Data extracted from a collection
====

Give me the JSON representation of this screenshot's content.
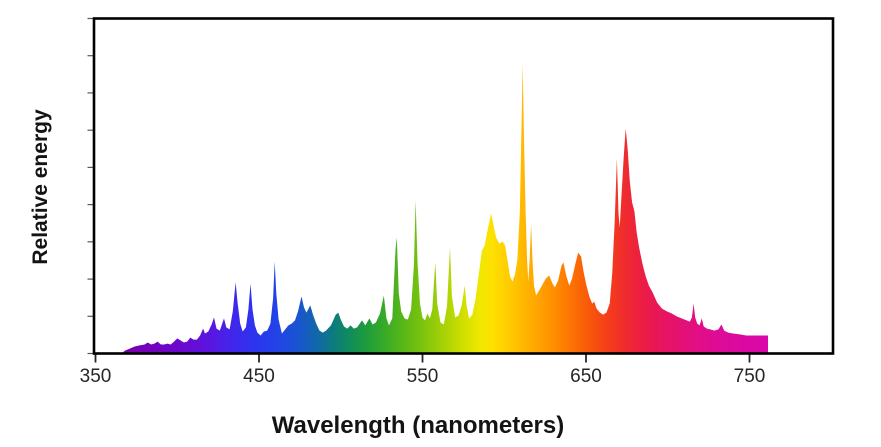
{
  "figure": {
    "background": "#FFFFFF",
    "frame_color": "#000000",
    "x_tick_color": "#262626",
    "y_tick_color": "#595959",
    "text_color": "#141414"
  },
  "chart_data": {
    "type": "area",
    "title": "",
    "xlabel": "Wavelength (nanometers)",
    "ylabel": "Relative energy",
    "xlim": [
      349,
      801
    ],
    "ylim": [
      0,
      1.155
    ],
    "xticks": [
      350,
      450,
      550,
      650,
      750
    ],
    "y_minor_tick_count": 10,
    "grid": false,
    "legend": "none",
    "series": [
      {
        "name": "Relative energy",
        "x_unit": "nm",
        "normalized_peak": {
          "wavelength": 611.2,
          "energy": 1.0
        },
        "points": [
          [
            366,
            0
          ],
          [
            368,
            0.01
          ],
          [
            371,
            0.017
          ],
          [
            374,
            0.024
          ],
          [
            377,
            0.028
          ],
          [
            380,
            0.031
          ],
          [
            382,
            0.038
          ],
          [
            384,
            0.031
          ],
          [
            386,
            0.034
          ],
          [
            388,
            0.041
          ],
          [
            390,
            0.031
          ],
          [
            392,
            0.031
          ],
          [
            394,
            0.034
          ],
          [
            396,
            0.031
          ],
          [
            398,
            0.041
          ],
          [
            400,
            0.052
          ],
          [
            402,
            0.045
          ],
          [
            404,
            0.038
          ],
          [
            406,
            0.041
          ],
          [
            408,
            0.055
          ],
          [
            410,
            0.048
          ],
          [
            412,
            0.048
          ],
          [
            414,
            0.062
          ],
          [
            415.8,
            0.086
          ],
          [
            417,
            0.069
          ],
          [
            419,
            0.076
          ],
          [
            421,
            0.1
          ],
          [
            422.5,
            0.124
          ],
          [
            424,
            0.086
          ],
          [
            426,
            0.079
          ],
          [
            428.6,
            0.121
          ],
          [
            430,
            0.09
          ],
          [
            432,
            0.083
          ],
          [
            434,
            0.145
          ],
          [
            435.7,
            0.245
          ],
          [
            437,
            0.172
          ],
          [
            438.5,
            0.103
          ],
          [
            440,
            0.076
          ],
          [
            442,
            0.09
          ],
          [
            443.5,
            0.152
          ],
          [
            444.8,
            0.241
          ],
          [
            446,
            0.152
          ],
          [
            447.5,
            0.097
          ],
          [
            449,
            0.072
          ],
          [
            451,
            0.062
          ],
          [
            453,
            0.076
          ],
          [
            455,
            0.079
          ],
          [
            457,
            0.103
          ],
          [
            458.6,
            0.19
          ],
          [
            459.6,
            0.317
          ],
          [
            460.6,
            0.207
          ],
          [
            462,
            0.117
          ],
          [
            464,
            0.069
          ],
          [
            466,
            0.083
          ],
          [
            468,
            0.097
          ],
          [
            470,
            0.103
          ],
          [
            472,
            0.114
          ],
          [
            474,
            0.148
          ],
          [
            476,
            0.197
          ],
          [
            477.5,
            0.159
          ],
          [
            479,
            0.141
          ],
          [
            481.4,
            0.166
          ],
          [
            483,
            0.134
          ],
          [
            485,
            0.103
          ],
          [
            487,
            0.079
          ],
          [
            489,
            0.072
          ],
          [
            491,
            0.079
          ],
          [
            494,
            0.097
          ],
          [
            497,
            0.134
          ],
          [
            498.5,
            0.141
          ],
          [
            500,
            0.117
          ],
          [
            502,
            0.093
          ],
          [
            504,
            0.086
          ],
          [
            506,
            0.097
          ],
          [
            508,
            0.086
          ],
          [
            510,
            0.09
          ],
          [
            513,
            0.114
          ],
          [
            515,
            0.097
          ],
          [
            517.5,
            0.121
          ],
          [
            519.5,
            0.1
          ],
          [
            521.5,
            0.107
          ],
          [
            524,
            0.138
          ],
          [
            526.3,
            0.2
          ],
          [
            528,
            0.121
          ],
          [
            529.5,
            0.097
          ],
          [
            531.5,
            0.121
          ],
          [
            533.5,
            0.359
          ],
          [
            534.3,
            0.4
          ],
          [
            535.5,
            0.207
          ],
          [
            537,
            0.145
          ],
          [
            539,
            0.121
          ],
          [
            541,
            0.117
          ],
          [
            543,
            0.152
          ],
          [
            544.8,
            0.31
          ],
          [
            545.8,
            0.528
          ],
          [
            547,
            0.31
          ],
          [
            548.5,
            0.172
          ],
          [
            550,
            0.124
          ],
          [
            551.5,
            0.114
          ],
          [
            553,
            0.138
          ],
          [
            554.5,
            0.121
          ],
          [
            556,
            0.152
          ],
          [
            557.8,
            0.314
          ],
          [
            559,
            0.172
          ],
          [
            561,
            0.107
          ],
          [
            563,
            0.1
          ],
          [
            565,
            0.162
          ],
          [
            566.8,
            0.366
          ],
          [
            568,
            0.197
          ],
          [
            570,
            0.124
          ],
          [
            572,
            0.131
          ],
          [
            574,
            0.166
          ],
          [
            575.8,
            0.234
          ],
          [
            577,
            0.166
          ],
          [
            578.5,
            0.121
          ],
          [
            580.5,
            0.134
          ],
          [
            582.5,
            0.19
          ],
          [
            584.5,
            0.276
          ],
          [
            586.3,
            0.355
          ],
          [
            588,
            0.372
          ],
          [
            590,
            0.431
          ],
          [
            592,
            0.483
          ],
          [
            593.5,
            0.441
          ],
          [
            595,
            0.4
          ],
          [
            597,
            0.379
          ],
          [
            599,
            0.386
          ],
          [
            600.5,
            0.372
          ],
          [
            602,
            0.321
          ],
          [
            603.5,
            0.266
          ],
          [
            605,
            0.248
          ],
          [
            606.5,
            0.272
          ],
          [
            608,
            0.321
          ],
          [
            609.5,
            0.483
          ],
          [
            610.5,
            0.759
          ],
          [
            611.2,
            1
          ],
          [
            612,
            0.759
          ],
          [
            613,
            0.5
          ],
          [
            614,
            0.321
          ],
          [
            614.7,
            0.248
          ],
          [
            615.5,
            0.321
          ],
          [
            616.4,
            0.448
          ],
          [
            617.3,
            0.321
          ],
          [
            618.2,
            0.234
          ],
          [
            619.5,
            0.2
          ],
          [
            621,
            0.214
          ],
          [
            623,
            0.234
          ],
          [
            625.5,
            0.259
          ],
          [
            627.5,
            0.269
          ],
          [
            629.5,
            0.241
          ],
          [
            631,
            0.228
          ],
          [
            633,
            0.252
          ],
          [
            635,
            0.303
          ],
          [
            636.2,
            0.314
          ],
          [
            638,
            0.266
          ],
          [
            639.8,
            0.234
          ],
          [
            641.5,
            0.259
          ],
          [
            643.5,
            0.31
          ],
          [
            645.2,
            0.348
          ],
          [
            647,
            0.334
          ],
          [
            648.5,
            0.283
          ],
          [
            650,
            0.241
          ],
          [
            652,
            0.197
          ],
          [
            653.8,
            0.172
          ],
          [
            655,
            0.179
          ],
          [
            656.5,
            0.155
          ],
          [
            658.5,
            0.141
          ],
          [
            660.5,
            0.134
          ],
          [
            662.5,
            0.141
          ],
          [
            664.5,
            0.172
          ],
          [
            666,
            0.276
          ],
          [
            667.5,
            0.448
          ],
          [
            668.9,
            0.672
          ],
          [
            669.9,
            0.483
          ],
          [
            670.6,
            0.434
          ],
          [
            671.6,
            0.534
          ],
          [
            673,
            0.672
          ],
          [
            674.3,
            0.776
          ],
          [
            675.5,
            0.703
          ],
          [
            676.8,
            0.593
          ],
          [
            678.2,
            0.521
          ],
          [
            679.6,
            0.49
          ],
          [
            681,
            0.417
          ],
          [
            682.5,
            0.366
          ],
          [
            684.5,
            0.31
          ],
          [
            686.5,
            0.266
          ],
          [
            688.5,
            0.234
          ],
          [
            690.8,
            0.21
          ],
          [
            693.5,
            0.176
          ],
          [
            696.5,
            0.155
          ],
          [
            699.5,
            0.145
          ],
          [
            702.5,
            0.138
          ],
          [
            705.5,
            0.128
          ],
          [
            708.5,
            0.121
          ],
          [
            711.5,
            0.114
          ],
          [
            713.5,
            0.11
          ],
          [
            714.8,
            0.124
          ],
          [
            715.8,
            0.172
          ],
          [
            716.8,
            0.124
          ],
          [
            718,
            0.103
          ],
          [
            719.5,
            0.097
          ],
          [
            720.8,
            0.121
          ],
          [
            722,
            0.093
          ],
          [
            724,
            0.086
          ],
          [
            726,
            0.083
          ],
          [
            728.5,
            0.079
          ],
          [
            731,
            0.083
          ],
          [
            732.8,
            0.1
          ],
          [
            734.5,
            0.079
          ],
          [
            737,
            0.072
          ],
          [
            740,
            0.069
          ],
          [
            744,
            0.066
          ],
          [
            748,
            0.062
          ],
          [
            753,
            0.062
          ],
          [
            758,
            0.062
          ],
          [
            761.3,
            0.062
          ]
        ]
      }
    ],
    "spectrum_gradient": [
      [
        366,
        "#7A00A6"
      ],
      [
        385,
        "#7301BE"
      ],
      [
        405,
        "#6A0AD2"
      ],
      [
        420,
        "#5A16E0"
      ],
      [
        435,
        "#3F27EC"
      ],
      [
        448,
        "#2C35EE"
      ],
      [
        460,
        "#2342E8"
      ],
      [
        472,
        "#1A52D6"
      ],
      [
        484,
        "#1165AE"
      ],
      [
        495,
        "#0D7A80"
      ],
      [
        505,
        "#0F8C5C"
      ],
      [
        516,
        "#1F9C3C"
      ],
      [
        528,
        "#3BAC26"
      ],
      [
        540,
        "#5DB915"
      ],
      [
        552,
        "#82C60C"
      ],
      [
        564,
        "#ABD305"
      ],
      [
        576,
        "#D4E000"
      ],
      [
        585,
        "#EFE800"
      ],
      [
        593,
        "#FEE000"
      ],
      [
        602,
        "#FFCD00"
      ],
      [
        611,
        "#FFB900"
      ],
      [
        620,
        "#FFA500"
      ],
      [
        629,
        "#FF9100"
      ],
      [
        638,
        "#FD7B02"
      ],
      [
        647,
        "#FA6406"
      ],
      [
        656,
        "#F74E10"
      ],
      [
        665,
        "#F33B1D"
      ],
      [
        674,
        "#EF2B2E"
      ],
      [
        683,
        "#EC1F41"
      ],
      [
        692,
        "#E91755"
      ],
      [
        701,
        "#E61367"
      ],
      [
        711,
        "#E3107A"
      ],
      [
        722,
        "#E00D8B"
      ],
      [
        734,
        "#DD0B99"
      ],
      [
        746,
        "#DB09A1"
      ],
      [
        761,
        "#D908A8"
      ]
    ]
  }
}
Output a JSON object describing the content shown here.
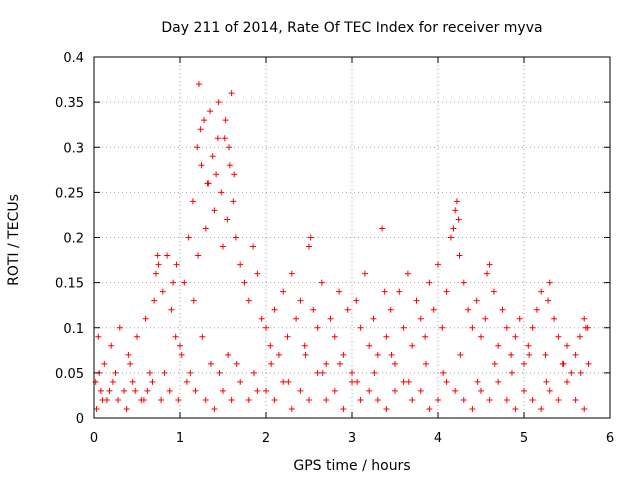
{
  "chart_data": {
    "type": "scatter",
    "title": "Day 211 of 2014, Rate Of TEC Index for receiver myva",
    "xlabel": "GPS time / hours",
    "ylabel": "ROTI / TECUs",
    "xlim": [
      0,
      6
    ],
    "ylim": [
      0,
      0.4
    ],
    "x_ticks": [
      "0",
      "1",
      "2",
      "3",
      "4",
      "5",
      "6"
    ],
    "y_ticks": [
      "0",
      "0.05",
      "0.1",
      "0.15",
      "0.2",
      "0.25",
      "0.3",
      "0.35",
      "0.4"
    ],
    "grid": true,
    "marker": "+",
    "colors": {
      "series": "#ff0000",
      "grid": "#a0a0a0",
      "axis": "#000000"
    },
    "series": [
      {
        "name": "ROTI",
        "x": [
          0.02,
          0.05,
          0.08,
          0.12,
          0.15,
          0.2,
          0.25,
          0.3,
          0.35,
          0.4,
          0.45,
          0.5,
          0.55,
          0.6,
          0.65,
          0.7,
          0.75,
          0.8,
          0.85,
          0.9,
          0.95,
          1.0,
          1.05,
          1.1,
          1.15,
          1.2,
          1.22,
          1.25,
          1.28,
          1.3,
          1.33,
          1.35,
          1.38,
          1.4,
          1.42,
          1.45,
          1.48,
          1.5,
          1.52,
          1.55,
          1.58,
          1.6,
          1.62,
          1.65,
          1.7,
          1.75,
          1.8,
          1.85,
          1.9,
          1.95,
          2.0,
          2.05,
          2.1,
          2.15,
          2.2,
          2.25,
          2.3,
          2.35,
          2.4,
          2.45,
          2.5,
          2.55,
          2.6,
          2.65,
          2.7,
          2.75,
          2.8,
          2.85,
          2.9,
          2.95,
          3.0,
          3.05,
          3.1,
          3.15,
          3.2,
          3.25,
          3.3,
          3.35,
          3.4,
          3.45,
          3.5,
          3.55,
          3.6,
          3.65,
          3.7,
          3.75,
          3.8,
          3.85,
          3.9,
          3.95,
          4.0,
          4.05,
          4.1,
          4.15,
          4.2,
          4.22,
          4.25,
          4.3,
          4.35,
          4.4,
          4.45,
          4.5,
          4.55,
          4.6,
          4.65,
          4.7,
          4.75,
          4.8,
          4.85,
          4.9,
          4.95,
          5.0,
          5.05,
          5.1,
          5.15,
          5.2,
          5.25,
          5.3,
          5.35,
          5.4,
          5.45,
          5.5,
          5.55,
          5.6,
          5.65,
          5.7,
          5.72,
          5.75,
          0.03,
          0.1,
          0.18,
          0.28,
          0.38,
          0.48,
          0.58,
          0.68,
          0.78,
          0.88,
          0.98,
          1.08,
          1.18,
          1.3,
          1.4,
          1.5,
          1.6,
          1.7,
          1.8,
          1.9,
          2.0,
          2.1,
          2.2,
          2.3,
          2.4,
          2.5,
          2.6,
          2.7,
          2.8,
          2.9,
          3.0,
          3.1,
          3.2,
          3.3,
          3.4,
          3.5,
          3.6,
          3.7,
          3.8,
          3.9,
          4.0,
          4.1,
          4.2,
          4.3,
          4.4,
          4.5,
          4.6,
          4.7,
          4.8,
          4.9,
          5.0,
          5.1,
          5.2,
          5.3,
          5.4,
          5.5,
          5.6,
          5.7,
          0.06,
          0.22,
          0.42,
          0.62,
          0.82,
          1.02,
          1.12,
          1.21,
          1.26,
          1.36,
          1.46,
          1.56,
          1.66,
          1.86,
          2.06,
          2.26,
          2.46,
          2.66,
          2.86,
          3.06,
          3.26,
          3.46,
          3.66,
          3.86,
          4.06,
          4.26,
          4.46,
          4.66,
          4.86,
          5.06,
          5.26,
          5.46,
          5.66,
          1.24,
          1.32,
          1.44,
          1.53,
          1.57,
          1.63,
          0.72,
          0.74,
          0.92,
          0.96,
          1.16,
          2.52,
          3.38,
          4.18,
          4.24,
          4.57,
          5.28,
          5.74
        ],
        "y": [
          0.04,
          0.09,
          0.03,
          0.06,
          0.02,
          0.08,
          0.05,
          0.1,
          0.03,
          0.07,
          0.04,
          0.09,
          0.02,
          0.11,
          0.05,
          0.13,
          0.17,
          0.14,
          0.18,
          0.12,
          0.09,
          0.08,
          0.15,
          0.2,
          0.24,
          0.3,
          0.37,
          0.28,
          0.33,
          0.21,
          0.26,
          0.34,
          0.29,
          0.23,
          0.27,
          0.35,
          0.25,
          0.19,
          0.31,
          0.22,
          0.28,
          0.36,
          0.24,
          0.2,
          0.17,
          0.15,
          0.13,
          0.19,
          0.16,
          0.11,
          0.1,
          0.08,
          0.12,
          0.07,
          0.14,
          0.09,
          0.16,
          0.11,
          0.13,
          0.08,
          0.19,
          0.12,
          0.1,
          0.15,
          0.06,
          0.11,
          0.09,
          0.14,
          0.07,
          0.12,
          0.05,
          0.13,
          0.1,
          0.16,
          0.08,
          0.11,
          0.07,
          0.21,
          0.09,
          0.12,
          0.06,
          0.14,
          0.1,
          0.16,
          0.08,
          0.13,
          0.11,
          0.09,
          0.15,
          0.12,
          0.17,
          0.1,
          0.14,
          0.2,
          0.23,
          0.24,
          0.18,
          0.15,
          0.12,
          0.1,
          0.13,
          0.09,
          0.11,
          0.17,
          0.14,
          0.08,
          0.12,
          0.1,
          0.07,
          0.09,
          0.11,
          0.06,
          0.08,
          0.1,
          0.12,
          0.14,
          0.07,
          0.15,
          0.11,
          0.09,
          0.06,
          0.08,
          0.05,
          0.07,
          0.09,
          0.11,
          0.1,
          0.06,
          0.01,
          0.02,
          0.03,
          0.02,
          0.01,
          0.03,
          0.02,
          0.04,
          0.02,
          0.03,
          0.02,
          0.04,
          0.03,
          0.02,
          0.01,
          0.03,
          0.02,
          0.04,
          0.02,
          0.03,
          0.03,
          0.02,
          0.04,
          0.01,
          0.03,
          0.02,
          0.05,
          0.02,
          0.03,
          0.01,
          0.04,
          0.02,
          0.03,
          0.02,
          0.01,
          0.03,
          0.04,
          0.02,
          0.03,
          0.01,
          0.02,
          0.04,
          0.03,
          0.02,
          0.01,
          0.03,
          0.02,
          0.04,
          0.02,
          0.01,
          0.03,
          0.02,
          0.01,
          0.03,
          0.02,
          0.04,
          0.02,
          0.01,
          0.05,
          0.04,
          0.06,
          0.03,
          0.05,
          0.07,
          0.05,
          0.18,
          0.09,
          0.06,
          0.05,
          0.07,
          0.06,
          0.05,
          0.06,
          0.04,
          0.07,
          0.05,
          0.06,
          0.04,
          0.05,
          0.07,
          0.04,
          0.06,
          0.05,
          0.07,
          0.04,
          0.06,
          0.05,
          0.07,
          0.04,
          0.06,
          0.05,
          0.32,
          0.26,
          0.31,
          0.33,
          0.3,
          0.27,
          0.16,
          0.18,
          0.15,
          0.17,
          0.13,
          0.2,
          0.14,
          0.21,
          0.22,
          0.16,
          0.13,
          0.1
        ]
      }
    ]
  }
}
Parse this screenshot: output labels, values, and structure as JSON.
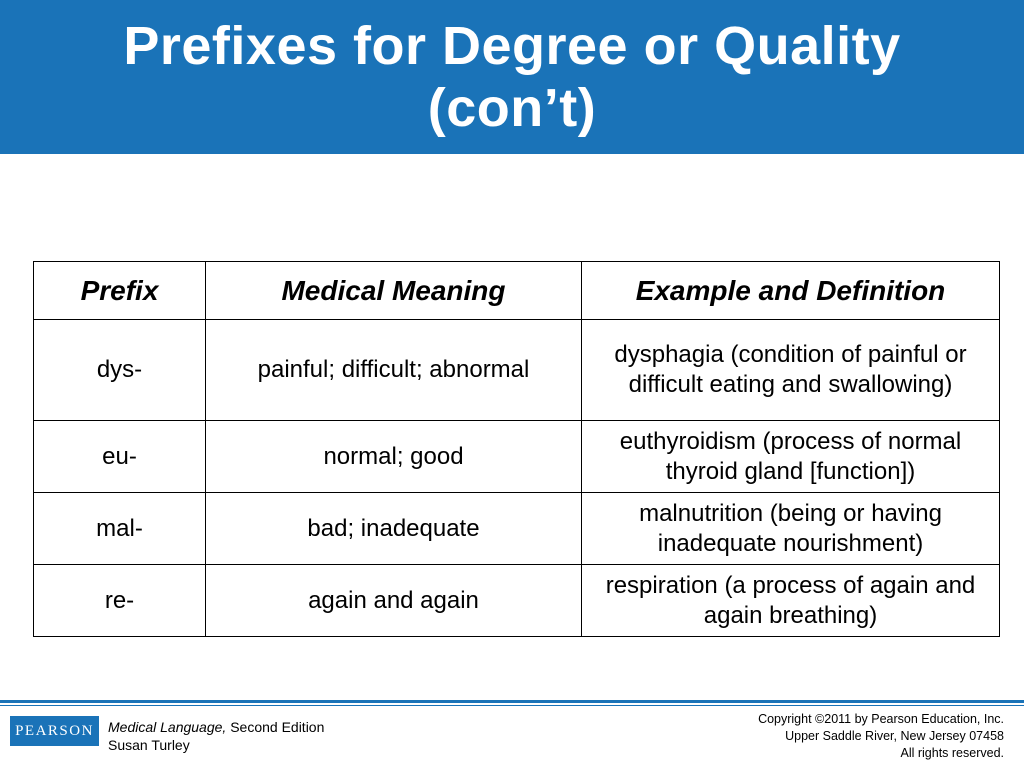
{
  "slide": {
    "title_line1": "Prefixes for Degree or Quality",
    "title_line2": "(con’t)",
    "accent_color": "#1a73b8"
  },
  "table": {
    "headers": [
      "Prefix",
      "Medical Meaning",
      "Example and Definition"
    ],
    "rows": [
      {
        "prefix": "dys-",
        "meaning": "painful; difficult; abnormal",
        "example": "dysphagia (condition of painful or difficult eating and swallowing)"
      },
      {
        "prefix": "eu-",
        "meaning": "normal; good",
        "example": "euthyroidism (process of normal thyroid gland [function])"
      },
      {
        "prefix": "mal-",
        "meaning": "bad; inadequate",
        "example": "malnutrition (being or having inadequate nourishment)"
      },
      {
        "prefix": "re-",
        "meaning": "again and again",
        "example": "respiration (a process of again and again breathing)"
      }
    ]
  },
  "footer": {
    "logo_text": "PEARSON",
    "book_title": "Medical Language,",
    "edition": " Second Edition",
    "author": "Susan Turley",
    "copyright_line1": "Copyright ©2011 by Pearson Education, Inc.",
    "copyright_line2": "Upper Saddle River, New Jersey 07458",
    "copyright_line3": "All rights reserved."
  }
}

====

WHAT IS NEEDED
Identify each line containing the string "screenshot" and copy it out.

TASK OUTPUT
Give me the JSON representation of this screenshot's content.
Parse this screenshot: output labels, values, and structure as JSON.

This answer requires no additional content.